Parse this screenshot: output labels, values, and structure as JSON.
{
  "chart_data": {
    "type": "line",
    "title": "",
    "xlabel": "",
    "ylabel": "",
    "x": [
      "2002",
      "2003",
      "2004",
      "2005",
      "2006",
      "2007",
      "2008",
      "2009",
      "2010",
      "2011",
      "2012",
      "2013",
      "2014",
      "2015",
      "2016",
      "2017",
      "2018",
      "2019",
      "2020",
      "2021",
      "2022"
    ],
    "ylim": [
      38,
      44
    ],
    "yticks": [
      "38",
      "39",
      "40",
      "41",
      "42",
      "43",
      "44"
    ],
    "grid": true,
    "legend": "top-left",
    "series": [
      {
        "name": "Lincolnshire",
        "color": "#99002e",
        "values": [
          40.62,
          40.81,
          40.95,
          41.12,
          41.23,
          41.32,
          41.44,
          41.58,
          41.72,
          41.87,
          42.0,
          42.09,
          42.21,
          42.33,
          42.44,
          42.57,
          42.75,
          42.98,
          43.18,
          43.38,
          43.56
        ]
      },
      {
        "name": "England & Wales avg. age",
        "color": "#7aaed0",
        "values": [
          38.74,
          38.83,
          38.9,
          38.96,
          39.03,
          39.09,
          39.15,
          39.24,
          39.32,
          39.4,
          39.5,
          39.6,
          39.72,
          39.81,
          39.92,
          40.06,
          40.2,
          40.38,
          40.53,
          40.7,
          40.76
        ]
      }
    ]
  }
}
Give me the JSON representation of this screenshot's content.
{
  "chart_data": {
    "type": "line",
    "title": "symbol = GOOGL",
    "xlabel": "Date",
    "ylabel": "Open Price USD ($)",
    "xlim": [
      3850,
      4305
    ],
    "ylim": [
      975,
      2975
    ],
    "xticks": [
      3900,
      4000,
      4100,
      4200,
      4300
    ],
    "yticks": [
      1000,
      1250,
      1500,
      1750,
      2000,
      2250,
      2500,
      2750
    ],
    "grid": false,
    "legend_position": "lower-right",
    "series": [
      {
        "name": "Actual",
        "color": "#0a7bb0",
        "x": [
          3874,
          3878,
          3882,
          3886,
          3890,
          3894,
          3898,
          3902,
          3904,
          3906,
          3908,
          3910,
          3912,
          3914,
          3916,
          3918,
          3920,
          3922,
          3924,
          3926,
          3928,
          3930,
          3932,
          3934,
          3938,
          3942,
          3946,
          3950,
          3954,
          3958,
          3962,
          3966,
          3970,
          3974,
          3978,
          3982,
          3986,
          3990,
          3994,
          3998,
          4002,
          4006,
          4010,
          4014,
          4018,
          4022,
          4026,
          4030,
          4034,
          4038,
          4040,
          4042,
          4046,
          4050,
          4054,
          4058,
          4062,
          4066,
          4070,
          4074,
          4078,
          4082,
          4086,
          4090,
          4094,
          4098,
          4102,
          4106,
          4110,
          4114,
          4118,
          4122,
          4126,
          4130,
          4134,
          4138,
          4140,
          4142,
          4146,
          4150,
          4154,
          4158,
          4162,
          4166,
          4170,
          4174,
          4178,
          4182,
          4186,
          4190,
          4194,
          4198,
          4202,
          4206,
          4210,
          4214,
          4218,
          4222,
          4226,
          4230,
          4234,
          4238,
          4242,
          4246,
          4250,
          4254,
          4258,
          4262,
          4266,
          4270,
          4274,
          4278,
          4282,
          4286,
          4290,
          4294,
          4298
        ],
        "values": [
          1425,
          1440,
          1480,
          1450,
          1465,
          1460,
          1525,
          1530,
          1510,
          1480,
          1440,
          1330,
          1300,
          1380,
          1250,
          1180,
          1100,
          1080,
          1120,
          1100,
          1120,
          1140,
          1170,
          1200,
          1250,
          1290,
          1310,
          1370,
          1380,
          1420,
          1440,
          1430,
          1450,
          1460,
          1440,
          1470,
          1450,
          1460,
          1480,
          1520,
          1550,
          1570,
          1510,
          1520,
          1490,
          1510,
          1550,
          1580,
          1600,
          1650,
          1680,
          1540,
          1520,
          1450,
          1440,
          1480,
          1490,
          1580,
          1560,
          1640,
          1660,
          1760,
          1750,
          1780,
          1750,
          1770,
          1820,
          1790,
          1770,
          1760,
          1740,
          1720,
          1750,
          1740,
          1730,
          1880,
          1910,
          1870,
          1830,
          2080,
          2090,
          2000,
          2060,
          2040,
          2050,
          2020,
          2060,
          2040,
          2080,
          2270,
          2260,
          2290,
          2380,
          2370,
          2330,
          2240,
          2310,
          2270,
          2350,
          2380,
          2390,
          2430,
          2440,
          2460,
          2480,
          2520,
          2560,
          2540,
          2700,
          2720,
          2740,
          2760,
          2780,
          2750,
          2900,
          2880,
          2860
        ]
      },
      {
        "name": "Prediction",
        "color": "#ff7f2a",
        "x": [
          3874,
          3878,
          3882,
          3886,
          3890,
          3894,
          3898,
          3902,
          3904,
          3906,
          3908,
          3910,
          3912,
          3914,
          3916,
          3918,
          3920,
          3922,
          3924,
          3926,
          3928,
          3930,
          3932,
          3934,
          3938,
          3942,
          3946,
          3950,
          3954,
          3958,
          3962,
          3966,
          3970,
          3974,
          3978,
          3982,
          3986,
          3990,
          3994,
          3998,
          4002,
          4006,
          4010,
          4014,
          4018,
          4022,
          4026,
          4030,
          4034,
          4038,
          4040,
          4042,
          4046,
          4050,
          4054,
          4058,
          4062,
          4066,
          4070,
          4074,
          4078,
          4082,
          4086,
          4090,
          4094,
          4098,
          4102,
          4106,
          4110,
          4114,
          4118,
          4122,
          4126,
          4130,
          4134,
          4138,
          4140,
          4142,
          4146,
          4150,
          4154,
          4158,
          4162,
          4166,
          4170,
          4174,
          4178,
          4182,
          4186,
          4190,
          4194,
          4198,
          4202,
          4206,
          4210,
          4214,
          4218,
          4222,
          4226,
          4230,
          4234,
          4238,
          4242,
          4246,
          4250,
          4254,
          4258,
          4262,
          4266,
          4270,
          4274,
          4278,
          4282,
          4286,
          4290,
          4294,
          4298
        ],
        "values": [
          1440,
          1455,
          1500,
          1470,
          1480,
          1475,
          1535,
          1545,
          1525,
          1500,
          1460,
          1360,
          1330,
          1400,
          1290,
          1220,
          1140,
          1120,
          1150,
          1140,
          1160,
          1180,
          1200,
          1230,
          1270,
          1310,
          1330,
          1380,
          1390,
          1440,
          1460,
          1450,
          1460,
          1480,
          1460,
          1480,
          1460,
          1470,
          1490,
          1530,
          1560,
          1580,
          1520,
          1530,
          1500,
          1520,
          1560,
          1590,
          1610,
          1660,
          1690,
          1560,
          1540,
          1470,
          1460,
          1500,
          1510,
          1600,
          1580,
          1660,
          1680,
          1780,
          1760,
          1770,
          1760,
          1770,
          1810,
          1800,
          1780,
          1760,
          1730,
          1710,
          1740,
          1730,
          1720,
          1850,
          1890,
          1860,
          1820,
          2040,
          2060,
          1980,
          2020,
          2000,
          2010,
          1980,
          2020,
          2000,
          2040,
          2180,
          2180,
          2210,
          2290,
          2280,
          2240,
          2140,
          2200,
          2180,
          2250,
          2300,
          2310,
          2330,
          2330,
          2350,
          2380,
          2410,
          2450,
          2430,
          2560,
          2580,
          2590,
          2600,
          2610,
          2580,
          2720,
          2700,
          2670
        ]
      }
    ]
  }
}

┄┄┄┄┄┄

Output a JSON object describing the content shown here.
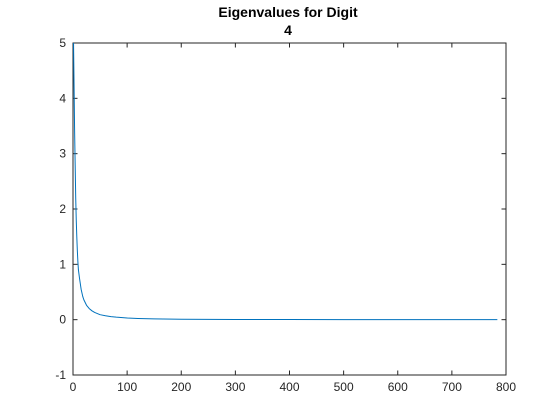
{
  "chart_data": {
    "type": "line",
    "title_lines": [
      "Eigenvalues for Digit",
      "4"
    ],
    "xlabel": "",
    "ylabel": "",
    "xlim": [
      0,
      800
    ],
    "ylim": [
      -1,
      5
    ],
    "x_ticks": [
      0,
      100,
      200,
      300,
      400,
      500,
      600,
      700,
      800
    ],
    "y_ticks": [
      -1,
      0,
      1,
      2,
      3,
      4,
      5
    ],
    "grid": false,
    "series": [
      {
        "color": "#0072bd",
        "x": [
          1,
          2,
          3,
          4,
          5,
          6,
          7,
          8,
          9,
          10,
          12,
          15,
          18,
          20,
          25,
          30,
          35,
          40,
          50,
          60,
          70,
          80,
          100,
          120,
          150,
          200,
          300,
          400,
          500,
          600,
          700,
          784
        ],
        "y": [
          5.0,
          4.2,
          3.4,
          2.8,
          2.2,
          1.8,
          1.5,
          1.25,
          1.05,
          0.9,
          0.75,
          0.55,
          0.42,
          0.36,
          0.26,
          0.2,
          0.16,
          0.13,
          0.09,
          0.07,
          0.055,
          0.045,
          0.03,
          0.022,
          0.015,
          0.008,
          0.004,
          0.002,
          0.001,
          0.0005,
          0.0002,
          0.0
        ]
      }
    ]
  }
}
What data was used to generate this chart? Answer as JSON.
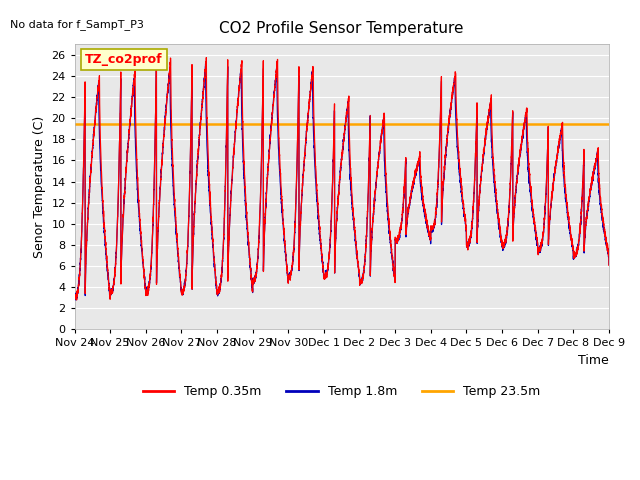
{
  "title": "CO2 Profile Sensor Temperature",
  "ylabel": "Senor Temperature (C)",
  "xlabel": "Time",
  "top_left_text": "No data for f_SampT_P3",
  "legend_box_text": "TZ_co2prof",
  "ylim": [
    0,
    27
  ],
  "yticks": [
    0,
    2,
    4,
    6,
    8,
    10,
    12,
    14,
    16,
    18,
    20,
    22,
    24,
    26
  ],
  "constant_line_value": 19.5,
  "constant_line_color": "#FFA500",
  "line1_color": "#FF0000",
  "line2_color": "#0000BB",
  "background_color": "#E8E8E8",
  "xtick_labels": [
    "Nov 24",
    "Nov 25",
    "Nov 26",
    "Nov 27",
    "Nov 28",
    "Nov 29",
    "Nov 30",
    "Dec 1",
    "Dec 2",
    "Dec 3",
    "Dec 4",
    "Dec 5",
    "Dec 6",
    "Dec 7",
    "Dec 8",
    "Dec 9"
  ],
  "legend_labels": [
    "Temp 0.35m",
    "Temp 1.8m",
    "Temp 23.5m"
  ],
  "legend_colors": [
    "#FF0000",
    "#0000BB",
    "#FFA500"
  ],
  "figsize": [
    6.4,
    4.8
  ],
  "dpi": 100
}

┄┄┄┄┄┄

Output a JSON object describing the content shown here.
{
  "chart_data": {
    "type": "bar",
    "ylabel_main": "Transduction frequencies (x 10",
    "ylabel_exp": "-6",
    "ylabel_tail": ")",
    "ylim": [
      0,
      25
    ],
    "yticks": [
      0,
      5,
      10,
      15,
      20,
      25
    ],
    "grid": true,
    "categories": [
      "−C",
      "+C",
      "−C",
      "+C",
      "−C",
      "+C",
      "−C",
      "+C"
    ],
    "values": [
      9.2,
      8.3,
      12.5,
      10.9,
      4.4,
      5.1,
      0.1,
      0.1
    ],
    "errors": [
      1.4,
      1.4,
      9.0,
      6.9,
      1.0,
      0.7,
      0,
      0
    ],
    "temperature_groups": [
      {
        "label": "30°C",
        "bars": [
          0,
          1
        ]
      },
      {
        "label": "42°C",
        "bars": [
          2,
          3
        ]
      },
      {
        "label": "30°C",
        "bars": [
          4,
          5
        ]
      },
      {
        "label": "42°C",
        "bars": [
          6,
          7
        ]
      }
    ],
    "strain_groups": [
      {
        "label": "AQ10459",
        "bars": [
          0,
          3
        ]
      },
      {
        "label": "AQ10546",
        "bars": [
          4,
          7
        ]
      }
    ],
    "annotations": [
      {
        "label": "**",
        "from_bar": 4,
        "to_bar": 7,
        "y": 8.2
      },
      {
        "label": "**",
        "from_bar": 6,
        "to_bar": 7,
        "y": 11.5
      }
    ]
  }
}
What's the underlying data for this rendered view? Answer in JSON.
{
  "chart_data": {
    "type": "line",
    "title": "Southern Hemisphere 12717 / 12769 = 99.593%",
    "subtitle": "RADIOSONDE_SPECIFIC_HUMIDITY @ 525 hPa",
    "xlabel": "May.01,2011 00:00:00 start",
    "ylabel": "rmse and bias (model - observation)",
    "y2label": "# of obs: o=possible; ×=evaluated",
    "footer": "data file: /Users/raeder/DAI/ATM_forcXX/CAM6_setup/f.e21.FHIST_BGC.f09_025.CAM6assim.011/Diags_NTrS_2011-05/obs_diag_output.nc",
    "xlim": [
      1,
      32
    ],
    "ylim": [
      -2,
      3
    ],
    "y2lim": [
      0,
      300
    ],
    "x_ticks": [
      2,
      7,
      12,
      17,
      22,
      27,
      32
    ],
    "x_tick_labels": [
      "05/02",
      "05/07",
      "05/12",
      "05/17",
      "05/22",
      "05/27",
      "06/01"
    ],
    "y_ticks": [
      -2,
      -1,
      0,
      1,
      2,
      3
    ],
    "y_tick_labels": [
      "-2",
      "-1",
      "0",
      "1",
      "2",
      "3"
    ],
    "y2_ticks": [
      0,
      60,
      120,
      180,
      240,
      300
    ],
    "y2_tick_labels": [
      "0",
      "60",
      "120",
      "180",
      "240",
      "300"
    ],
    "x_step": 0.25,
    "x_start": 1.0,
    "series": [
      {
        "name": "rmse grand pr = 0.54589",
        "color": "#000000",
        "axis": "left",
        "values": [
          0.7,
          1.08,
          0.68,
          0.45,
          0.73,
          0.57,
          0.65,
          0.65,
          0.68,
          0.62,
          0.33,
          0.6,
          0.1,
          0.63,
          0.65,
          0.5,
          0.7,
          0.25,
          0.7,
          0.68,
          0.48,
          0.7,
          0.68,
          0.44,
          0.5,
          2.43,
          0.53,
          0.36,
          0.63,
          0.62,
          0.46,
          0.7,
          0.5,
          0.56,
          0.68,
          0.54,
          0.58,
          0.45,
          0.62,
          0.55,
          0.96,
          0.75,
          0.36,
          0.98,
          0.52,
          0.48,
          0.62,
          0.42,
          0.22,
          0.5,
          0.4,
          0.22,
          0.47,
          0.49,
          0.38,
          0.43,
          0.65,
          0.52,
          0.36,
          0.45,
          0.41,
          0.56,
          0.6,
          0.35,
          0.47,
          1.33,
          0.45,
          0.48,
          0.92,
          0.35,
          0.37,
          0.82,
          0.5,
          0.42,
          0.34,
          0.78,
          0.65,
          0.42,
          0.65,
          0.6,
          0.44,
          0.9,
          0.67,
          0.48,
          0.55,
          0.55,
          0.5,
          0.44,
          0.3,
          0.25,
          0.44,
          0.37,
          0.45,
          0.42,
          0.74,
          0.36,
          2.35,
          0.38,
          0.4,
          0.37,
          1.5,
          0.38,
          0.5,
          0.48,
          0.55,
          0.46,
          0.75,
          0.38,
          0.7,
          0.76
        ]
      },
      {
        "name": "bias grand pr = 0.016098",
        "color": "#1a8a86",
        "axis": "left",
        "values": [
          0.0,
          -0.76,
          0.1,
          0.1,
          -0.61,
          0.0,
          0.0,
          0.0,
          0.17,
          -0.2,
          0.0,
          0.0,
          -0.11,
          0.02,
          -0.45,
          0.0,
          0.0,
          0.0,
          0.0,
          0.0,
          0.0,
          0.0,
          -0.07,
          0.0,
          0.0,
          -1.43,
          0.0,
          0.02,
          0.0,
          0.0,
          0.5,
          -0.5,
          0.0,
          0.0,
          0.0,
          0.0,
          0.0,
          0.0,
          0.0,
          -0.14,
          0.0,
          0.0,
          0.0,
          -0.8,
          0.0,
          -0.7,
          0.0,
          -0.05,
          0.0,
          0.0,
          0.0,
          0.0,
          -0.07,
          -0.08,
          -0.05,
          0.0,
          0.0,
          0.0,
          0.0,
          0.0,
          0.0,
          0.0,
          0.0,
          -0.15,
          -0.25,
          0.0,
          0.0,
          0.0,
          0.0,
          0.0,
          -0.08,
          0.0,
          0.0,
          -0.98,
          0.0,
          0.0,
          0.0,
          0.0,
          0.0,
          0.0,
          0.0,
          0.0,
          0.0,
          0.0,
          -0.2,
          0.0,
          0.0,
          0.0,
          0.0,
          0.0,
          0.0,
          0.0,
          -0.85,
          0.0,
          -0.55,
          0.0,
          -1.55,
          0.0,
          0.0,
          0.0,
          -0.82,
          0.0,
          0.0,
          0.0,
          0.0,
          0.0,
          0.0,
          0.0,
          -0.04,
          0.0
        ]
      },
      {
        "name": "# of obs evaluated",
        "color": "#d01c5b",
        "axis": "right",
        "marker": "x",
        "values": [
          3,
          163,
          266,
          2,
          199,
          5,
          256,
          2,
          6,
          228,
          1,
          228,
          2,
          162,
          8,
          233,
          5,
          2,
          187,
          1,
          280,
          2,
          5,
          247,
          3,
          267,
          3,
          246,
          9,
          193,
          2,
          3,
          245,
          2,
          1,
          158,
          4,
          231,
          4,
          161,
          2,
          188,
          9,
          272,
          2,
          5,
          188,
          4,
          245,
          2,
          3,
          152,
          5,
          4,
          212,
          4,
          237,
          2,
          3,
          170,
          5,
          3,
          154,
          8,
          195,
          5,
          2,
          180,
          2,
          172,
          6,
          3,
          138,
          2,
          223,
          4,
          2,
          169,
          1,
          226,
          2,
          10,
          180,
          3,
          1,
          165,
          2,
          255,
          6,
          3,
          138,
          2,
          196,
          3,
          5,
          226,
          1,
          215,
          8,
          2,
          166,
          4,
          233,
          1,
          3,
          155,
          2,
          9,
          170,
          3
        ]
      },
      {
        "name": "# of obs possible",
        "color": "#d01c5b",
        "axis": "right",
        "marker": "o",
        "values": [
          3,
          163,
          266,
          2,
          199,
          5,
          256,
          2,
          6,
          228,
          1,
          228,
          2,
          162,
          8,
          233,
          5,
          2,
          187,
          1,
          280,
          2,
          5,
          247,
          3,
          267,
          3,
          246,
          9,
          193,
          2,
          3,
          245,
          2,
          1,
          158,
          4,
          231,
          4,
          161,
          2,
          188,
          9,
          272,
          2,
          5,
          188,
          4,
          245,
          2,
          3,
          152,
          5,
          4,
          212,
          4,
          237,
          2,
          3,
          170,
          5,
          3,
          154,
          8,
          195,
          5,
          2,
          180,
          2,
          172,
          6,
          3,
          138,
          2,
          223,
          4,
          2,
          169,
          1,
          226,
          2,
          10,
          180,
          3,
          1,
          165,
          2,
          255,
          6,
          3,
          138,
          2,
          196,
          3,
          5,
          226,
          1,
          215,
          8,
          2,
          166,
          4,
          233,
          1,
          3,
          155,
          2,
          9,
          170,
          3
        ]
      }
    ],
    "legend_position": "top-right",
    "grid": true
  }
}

┄┄┄┄┄┄

» SET TASK
Copy out every line of the listing that contains the string "What".

» CORRECT RESPONSE
What data was used to generate this chart? Answer as JSON.
What's the underlying data for this rendered view? Answer in JSON.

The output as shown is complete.